> **DATASET RECORDS**:

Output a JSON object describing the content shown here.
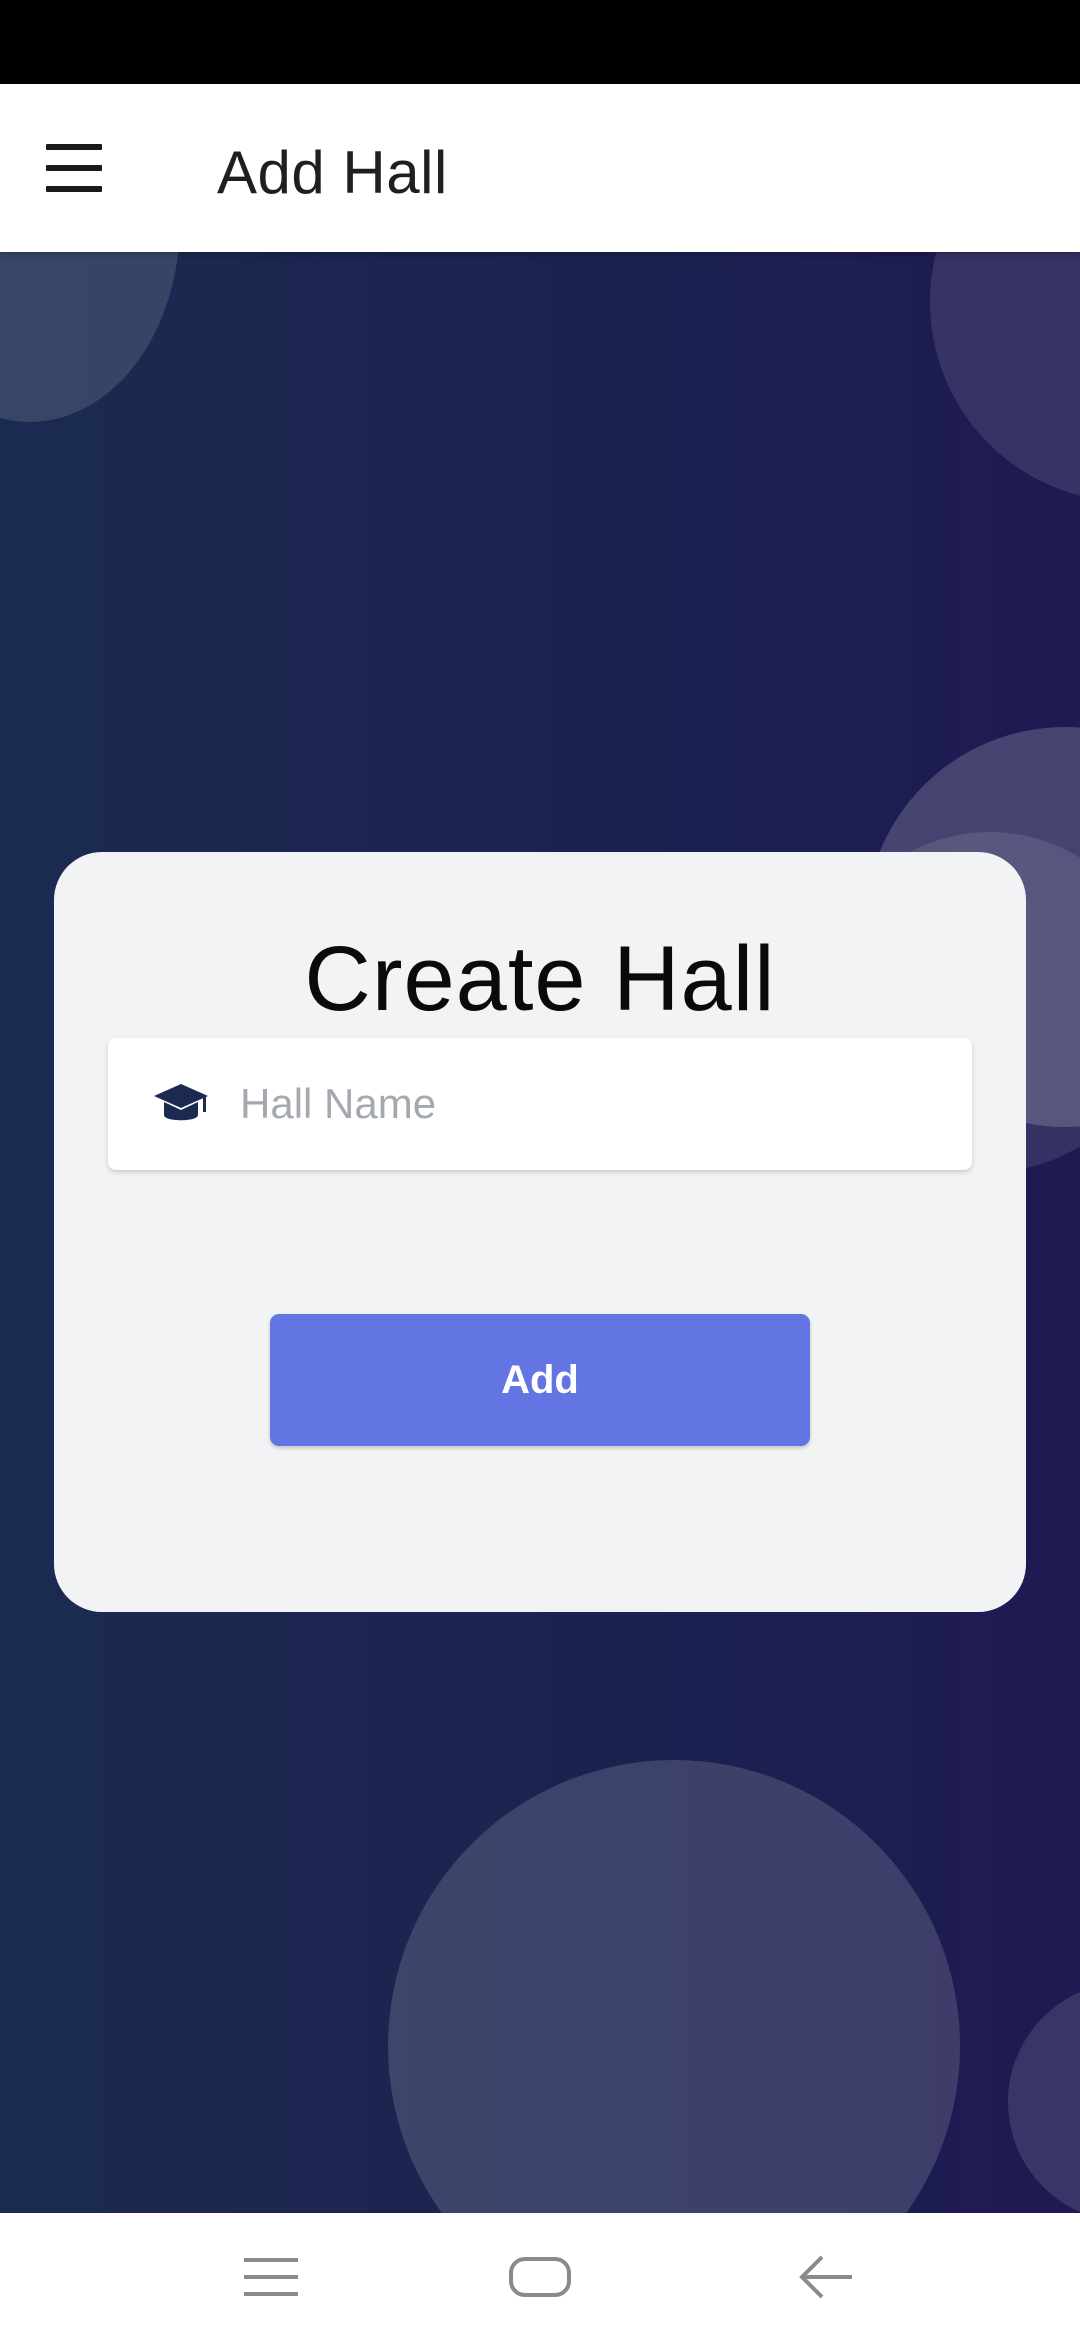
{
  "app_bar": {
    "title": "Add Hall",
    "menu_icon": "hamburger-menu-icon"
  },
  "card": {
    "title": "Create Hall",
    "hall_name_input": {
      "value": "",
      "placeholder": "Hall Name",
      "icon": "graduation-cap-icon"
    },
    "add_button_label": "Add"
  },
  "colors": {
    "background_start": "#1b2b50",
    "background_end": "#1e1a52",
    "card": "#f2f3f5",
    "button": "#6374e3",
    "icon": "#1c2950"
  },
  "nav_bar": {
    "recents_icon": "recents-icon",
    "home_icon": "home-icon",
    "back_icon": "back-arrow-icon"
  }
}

--

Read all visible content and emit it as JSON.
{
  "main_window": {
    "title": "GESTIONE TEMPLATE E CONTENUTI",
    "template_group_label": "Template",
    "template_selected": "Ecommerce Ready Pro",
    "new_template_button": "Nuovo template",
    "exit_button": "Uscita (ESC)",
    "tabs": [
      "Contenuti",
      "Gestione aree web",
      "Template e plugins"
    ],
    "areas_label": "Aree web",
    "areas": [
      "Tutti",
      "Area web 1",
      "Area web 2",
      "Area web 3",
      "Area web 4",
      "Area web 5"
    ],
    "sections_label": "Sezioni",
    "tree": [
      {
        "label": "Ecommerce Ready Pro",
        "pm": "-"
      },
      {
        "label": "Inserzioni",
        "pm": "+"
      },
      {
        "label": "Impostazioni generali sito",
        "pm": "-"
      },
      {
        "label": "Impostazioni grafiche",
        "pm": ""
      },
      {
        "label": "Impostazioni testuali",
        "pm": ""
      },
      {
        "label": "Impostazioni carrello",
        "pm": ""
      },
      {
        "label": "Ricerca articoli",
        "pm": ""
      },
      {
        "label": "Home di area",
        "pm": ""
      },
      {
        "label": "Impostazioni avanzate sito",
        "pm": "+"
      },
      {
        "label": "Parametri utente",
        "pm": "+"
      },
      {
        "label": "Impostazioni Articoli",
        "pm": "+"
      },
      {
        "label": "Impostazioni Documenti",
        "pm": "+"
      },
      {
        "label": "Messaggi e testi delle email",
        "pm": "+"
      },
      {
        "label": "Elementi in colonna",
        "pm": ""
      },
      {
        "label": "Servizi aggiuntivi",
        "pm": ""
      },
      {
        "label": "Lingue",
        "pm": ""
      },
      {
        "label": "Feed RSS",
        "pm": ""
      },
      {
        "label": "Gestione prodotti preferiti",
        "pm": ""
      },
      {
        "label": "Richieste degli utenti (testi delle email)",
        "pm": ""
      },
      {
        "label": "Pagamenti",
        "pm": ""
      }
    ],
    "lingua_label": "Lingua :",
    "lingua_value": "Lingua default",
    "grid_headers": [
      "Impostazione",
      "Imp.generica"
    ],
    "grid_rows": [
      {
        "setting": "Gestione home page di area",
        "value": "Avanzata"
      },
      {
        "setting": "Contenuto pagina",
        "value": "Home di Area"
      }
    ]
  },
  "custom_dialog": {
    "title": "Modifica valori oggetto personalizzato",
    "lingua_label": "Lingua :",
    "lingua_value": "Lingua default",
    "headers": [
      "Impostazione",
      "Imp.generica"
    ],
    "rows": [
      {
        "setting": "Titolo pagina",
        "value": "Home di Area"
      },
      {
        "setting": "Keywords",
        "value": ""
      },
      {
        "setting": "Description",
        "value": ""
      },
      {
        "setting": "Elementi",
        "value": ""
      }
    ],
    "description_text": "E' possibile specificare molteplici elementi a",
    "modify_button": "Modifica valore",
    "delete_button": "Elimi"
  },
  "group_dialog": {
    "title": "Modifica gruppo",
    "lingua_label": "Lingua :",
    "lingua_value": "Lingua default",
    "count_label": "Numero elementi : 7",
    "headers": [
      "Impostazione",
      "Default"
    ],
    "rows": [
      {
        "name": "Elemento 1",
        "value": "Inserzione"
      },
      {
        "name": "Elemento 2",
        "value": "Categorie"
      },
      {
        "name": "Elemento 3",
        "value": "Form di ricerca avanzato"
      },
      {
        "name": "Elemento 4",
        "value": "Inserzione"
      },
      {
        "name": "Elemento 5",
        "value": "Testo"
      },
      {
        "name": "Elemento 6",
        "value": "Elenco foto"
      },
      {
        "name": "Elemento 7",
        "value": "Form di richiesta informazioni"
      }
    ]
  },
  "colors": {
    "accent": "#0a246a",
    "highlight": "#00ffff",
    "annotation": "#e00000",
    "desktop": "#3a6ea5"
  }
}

> **WHAT YOU WILL DO**: Pull out every line of the entries that includes the word "Impostazioni".

> **ANSWER BELOW**:
        "label": "Impostazioni generali sito",
        "label": "Impostazioni grafiche",
        "label": "Impostazioni testuali",
        "label": "Impostazioni carrello",
        "label": "Impostazioni avanzate sito",
        "label": "Impostazioni Articoli",
        "label": "Impostazioni Documenti",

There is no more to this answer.